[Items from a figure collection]
"""
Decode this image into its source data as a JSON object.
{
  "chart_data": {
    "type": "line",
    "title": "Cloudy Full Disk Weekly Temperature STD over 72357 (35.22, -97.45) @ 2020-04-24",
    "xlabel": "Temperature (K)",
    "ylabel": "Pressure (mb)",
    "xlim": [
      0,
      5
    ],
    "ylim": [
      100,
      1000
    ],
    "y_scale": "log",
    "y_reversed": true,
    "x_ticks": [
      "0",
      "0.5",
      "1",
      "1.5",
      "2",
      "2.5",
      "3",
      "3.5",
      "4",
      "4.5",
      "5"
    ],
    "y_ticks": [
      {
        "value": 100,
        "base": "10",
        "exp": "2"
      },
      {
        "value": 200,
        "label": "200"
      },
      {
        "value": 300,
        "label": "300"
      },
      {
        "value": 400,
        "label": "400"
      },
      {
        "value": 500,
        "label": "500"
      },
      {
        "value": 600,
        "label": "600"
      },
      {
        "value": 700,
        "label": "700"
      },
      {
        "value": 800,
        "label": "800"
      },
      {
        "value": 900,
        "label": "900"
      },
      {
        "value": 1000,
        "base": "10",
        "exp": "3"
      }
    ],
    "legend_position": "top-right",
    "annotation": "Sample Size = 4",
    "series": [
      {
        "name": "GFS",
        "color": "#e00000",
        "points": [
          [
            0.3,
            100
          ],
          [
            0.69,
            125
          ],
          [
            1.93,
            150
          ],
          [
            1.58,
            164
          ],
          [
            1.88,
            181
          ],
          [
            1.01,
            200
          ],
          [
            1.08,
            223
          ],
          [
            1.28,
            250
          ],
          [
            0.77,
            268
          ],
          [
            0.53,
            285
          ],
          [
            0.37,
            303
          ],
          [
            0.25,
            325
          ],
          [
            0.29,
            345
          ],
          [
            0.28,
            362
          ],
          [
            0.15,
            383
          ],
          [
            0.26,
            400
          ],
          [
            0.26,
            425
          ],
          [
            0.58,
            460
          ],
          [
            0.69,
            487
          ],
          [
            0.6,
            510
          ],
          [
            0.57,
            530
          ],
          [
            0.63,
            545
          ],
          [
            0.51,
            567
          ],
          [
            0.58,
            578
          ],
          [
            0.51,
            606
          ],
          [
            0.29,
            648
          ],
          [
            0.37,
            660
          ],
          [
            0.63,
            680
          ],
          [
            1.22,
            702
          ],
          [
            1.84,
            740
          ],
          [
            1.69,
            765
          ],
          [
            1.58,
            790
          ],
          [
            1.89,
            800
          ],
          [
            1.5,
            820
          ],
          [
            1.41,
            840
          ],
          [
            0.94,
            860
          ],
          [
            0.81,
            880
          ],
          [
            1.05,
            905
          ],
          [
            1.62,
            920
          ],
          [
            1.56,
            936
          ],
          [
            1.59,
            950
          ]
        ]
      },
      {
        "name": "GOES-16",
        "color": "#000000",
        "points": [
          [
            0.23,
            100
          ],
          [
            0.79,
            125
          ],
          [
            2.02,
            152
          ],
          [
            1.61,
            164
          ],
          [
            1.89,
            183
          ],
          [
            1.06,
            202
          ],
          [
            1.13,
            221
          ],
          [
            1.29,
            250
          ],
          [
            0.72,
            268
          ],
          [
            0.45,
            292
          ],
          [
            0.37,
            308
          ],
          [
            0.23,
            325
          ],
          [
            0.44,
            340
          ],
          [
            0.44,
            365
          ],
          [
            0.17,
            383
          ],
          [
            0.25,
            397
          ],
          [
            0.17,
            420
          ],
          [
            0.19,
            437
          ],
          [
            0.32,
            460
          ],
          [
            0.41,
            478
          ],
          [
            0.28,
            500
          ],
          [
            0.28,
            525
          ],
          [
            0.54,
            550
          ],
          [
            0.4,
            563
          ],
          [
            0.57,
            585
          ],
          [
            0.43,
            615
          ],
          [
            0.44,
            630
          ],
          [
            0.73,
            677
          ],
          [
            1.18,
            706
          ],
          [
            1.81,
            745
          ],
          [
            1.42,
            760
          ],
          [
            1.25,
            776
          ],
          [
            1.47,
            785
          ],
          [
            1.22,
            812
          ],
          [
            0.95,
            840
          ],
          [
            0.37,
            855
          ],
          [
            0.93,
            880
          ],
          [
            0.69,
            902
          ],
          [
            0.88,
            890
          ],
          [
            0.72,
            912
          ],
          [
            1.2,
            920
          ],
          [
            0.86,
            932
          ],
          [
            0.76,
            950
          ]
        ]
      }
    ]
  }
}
"""
STATED TASK:
Each entry above is to be set down again in exactly the same words.

EXERCISE RESULT:
Decode this image into its source data as a JSON object.
{
  "chart_data": {
    "type": "line",
    "title": "Cloudy Full Disk Weekly Temperature STD over 72357 (35.22, -97.45) @ 2020-04-24",
    "xlabel": "Temperature (K)",
    "ylabel": "Pressure (mb)",
    "xlim": [
      0,
      5
    ],
    "ylim": [
      100,
      1000
    ],
    "y_scale": "log",
    "y_reversed": true,
    "x_ticks": [
      "0",
      "0.5",
      "1",
      "1.5",
      "2",
      "2.5",
      "3",
      "3.5",
      "4",
      "4.5",
      "5"
    ],
    "y_ticks": [
      {
        "value": 100,
        "base": "10",
        "exp": "2"
      },
      {
        "value": 200,
        "label": "200"
      },
      {
        "value": 300,
        "label": "300"
      },
      {
        "value": 400,
        "label": "400"
      },
      {
        "value": 500,
        "label": "500"
      },
      {
        "value": 600,
        "label": "600"
      },
      {
        "value": 700,
        "label": "700"
      },
      {
        "value": 800,
        "label": "800"
      },
      {
        "value": 900,
        "label": "900"
      },
      {
        "value": 1000,
        "base": "10",
        "exp": "3"
      }
    ],
    "legend_position": "top-right",
    "annotation": "Sample Size = 4",
    "series": [
      {
        "name": "GFS",
        "color": "#e00000",
        "points": [
          [
            0.3,
            100
          ],
          [
            0.69,
            125
          ],
          [
            1.93,
            150
          ],
          [
            1.58,
            164
          ],
          [
            1.88,
            181
          ],
          [
            1.01,
            200
          ],
          [
            1.08,
            223
          ],
          [
            1.28,
            250
          ],
          [
            0.77,
            268
          ],
          [
            0.53,
            285
          ],
          [
            0.37,
            303
          ],
          [
            0.25,
            325
          ],
          [
            0.29,
            345
          ],
          [
            0.28,
            362
          ],
          [
            0.15,
            383
          ],
          [
            0.26,
            400
          ],
          [
            0.26,
            425
          ],
          [
            0.58,
            460
          ],
          [
            0.69,
            487
          ],
          [
            0.6,
            510
          ],
          [
            0.57,
            530
          ],
          [
            0.63,
            545
          ],
          [
            0.51,
            567
          ],
          [
            0.58,
            578
          ],
          [
            0.51,
            606
          ],
          [
            0.29,
            648
          ],
          [
            0.37,
            660
          ],
          [
            0.63,
            680
          ],
          [
            1.22,
            702
          ],
          [
            1.84,
            740
          ],
          [
            1.69,
            765
          ],
          [
            1.58,
            790
          ],
          [
            1.89,
            800
          ],
          [
            1.5,
            820
          ],
          [
            1.41,
            840
          ],
          [
            0.94,
            860
          ],
          [
            0.81,
            880
          ],
          [
            1.05,
            905
          ],
          [
            1.62,
            920
          ],
          [
            1.56,
            936
          ],
          [
            1.59,
            950
          ]
        ]
      },
      {
        "name": "GOES-16",
        "color": "#000000",
        "points": [
          [
            0.23,
            100
          ],
          [
            0.79,
            125
          ],
          [
            2.02,
            152
          ],
          [
            1.61,
            164
          ],
          [
            1.89,
            183
          ],
          [
            1.06,
            202
          ],
          [
            1.13,
            221
          ],
          [
            1.29,
            250
          ],
          [
            0.72,
            268
          ],
          [
            0.45,
            292
          ],
          [
            0.37,
            308
          ],
          [
            0.23,
            325
          ],
          [
            0.44,
            340
          ],
          [
            0.44,
            365
          ],
          [
            0.17,
            383
          ],
          [
            0.25,
            397
          ],
          [
            0.17,
            420
          ],
          [
            0.19,
            437
          ],
          [
            0.32,
            460
          ],
          [
            0.41,
            478
          ],
          [
            0.28,
            500
          ],
          [
            0.28,
            525
          ],
          [
            0.54,
            550
          ],
          [
            0.4,
            563
          ],
          [
            0.57,
            585
          ],
          [
            0.43,
            615
          ],
          [
            0.44,
            630
          ],
          [
            0.73,
            677
          ],
          [
            1.18,
            706
          ],
          [
            1.81,
            745
          ],
          [
            1.42,
            760
          ],
          [
            1.25,
            776
          ],
          [
            1.47,
            785
          ],
          [
            1.22,
            812
          ],
          [
            0.95,
            840
          ],
          [
            0.37,
            855
          ],
          [
            0.93,
            880
          ],
          [
            0.69,
            902
          ],
          [
            0.88,
            890
          ],
          [
            0.72,
            912
          ],
          [
            1.2,
            920
          ],
          [
            0.86,
            932
          ],
          [
            0.76,
            950
          ]
        ]
      }
    ]
  }
}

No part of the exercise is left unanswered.